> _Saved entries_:
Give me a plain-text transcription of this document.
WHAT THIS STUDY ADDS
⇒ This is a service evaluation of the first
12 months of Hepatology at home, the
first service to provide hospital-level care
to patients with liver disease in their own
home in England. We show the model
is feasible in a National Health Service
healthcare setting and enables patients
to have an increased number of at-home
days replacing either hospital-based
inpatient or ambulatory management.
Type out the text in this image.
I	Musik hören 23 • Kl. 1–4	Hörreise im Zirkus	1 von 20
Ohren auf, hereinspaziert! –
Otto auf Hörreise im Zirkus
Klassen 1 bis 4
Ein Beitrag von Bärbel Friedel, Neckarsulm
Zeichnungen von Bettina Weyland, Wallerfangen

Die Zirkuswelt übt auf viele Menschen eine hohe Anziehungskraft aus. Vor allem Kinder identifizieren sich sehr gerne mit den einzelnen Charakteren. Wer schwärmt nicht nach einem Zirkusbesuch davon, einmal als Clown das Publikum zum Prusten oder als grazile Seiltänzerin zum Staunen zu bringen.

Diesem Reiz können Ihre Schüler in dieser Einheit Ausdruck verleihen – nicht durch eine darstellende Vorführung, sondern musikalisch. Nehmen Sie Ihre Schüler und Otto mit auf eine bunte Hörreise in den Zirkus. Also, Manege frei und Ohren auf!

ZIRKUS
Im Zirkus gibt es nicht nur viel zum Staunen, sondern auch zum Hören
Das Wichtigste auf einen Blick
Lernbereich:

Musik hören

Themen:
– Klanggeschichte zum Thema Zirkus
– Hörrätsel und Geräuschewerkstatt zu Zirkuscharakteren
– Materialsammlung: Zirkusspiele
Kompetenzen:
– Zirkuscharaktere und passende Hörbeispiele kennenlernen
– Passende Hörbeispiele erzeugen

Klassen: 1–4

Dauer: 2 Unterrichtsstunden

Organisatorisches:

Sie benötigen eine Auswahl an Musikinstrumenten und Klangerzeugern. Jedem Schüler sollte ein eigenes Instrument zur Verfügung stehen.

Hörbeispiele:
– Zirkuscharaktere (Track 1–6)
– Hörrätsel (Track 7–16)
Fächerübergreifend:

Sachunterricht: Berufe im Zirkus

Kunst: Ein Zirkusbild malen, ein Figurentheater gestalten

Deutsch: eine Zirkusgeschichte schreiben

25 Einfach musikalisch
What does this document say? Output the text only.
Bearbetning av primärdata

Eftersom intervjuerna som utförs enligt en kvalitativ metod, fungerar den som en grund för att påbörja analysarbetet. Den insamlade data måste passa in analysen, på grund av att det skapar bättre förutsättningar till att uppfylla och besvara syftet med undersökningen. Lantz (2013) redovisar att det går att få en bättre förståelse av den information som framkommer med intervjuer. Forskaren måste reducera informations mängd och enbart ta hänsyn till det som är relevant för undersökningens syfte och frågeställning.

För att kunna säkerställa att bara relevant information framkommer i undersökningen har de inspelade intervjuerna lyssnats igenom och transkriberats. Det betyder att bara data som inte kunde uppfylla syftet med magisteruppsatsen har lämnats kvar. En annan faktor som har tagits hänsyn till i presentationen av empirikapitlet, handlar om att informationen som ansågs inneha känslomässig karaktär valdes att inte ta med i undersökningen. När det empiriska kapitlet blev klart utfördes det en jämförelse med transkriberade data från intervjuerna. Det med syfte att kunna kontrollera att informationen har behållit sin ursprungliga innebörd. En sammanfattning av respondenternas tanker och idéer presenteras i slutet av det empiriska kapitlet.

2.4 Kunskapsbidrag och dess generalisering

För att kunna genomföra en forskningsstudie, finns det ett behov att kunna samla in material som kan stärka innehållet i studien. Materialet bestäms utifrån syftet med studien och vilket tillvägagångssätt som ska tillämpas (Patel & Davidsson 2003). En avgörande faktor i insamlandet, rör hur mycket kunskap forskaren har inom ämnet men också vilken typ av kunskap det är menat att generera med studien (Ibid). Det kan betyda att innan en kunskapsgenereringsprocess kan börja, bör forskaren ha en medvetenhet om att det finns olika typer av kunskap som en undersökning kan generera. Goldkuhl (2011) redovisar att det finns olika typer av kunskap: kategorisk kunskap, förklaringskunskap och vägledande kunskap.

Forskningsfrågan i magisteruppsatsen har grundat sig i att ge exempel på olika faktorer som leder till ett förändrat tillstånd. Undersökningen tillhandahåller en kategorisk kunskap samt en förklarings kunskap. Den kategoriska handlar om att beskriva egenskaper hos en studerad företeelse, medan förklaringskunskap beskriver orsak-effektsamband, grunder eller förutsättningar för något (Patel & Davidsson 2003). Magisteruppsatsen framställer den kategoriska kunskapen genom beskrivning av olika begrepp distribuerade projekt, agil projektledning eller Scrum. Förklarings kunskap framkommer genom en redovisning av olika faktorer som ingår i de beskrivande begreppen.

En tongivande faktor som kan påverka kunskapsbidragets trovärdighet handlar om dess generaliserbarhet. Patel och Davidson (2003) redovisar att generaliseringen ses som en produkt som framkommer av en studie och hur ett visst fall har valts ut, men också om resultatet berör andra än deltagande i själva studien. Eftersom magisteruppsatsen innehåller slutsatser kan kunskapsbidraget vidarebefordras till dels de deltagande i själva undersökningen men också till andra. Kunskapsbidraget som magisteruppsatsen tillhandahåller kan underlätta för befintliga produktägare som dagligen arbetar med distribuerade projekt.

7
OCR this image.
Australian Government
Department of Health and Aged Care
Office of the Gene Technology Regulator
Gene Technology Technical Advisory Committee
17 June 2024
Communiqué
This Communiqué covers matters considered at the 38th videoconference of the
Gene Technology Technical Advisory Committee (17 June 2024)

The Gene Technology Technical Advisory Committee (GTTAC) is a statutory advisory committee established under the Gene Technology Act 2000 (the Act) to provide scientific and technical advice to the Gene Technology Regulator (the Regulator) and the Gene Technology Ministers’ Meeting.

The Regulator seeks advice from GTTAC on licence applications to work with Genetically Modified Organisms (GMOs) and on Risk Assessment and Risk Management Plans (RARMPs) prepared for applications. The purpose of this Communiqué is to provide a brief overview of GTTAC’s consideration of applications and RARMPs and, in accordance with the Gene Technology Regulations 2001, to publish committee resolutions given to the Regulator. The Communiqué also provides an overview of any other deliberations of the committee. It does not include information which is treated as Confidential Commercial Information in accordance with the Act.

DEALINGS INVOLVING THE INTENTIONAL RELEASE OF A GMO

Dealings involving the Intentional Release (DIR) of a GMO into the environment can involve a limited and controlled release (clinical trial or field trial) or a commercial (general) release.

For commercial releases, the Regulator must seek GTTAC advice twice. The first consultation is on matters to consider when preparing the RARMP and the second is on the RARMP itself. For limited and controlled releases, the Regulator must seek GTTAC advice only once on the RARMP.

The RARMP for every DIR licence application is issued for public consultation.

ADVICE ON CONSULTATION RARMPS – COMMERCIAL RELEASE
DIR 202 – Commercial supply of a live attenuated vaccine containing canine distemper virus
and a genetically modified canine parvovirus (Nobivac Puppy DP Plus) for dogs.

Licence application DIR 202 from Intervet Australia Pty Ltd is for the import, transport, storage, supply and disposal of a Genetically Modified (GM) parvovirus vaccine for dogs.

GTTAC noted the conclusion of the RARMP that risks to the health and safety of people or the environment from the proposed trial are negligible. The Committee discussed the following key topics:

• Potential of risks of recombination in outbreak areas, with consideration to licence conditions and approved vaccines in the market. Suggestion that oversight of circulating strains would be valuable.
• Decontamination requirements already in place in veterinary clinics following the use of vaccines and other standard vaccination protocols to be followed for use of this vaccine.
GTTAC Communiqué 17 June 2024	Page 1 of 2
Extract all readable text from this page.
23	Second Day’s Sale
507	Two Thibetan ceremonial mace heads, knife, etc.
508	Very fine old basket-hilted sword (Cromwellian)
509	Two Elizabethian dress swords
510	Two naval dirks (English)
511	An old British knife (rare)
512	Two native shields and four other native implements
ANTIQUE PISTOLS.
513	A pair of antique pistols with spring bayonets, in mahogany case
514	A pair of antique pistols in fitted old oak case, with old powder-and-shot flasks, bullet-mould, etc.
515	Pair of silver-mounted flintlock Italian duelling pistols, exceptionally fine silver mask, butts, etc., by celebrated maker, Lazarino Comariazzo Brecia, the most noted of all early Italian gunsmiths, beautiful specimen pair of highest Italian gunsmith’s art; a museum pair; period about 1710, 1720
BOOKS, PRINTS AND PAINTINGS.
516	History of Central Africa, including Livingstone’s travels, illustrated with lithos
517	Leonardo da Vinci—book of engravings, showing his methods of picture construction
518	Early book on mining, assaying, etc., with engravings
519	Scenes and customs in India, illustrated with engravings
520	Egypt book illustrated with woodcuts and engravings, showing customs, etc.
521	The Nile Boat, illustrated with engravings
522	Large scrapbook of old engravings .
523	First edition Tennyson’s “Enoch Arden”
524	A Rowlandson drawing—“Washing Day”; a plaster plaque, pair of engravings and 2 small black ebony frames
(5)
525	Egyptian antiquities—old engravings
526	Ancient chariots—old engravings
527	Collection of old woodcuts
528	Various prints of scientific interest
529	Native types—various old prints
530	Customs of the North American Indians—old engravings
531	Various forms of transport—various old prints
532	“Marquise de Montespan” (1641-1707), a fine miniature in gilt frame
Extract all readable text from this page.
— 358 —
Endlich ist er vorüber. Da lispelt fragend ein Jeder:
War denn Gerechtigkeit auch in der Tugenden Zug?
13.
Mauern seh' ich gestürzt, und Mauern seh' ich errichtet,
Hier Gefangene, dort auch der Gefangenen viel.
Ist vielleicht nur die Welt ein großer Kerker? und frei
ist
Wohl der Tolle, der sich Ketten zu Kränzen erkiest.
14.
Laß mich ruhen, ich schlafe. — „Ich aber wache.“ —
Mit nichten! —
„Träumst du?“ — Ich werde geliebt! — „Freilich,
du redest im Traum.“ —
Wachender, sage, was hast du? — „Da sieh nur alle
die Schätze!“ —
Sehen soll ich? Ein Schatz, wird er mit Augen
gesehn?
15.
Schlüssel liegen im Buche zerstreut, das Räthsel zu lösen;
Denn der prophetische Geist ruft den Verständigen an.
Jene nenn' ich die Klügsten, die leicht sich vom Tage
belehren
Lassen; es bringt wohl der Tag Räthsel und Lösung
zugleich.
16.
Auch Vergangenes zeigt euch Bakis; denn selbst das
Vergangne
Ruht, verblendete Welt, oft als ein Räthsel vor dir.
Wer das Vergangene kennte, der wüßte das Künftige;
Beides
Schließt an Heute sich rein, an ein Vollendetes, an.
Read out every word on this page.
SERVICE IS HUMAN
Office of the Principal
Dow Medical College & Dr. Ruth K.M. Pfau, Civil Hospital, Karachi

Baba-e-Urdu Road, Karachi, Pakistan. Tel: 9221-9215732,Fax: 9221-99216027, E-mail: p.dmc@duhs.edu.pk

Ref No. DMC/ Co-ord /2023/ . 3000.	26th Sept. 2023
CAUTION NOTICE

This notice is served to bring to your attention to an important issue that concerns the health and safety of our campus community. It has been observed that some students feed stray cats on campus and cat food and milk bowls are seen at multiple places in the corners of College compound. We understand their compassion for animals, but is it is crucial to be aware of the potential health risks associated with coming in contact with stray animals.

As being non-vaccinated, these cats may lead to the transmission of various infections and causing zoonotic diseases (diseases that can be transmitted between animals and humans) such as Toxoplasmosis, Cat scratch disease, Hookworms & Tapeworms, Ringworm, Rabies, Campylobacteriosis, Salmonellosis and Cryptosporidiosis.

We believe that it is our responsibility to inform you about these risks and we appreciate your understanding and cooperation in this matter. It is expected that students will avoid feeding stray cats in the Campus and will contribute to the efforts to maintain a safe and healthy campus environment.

> _TASK TO COMPLETE_: The answer should consist of every line above in which "Hörreise" appears.

> _SOLVED EXERCISE_:
I	Musik hören 23 • Kl. 1–4	Hörreise im Zirkus	1 von 20
Otto auf Hörreise im Zirkus
Diesem Reiz können Ihre Schüler in dieser Einheit Ausdruck verleihen – nicht durch eine darstellende Vorführung, sondern musikalisch. Nehmen Sie Ihre Schüler und Otto mit auf eine bunte Hörreise in den Zirkus. Also, Manege frei und Ohren auf!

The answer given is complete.